Below are entries. Pull out all lines containing "還原價格".

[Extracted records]
***

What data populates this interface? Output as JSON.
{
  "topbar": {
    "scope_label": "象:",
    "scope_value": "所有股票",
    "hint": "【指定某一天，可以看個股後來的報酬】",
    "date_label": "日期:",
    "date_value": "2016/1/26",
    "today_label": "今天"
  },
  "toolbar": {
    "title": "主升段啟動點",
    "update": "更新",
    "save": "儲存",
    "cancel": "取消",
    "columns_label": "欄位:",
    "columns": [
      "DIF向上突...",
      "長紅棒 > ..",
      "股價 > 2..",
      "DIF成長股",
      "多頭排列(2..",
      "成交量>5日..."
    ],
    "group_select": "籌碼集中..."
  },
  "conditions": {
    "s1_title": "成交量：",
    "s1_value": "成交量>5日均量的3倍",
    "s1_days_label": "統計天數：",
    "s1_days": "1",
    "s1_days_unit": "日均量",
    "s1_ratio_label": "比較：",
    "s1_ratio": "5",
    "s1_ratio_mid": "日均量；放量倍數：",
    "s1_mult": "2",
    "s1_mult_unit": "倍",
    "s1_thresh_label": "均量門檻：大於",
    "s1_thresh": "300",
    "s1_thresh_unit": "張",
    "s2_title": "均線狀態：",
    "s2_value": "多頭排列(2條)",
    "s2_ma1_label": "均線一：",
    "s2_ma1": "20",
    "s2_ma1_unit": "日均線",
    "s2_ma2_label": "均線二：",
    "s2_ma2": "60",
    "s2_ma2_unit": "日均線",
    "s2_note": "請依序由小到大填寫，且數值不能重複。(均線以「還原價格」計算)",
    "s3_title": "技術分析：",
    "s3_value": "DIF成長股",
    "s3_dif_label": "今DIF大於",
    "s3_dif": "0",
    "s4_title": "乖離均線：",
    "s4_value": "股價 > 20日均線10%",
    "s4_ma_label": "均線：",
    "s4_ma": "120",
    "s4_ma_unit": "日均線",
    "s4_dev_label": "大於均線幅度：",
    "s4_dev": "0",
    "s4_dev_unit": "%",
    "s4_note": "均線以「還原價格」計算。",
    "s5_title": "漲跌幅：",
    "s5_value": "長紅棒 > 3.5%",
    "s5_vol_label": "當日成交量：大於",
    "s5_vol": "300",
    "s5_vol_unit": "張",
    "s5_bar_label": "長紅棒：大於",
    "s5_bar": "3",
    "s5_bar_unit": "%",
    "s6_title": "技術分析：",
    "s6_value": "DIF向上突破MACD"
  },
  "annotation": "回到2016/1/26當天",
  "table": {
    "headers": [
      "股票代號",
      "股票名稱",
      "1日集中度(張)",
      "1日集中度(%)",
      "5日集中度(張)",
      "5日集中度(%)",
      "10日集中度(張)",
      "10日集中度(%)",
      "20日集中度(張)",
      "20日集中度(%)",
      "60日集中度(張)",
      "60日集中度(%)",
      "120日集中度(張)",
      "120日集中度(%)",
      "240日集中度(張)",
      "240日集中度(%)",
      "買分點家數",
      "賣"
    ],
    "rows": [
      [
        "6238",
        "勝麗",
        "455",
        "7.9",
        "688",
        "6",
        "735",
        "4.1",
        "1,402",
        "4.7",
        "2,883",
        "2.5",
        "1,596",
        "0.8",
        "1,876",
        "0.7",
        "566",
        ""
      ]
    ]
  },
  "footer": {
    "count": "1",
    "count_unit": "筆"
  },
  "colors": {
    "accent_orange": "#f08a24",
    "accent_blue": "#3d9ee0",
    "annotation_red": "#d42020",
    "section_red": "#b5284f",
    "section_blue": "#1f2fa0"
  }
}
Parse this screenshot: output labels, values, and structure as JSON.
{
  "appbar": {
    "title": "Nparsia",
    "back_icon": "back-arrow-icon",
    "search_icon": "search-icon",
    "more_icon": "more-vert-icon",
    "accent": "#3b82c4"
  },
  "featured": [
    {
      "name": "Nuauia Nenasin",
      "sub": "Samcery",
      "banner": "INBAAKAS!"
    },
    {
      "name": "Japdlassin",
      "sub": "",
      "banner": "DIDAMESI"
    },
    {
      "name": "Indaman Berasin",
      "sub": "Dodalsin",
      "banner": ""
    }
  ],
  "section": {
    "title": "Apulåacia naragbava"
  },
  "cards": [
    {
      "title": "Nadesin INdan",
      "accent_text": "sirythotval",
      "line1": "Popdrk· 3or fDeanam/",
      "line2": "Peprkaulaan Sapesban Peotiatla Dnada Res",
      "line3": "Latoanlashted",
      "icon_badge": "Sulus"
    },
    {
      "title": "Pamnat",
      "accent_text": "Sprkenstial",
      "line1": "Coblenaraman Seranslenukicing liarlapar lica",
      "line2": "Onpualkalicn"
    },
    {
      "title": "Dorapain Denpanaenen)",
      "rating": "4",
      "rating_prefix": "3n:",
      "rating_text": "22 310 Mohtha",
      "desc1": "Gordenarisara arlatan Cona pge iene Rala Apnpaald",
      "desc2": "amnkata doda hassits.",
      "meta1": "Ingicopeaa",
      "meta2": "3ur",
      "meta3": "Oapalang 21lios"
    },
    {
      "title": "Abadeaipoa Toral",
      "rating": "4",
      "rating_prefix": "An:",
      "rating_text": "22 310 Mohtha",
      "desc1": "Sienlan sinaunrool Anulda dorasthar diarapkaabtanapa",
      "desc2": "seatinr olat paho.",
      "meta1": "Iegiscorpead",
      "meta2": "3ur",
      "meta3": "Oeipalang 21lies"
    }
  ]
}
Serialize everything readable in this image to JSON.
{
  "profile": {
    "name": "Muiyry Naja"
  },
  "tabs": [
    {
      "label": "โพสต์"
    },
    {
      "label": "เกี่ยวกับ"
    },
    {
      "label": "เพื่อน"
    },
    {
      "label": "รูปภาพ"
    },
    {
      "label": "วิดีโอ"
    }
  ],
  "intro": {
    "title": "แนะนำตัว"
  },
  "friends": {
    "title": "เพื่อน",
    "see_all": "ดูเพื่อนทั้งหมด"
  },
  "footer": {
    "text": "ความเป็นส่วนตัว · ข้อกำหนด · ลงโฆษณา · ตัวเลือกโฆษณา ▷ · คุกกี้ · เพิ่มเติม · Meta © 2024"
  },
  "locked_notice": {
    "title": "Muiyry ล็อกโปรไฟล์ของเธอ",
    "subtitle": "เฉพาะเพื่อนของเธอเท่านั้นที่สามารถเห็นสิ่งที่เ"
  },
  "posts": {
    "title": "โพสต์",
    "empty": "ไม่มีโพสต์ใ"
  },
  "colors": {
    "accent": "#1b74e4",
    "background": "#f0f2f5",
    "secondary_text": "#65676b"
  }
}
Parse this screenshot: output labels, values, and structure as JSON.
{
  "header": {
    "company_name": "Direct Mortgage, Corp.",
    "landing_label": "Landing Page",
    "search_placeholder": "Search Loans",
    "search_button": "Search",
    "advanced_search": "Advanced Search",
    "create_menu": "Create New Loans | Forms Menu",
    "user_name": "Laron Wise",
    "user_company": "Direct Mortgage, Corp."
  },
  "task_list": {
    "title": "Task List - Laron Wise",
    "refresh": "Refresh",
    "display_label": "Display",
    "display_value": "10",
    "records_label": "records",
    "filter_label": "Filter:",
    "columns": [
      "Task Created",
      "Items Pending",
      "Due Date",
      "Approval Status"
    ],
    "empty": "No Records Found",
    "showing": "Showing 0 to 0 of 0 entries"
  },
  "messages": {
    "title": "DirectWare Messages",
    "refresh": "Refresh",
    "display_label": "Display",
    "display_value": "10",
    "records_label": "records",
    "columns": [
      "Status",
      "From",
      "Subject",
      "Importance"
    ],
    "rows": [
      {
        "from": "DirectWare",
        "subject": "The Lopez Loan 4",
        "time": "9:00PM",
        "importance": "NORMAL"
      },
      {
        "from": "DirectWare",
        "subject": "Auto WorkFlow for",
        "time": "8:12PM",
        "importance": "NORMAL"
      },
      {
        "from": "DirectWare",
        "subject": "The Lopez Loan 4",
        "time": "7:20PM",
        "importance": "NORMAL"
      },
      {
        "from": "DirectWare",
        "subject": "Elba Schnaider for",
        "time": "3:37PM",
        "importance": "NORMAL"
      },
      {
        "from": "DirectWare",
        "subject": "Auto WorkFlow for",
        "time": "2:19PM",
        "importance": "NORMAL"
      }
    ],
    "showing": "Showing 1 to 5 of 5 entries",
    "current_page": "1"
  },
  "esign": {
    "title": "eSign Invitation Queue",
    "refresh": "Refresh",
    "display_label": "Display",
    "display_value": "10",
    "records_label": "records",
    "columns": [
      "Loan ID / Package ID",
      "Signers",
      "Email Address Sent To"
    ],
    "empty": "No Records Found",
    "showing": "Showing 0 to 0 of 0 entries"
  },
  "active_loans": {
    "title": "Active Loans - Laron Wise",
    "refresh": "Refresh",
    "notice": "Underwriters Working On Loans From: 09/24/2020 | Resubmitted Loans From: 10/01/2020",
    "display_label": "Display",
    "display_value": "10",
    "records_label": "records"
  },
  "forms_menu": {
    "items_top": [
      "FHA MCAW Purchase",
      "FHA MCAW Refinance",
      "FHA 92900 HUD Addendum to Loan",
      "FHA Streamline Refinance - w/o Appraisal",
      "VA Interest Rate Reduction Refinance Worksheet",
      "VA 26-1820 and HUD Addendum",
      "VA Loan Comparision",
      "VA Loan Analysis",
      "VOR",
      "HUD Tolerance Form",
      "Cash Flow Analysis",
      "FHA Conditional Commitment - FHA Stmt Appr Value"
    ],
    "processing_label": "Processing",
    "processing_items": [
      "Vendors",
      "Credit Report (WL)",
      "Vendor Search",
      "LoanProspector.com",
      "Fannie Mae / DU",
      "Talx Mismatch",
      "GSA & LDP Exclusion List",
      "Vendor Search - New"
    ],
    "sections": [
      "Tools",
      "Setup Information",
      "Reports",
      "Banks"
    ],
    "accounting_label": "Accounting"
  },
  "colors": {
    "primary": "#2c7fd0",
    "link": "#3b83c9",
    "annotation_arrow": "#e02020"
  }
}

***

▶ _Solution to this task_
    "s2_note": "請依序由小到大填寫，且數值不能重複。(均線以「還原價格」計算)",
    "s4_note": "均線以「還原價格」計算。",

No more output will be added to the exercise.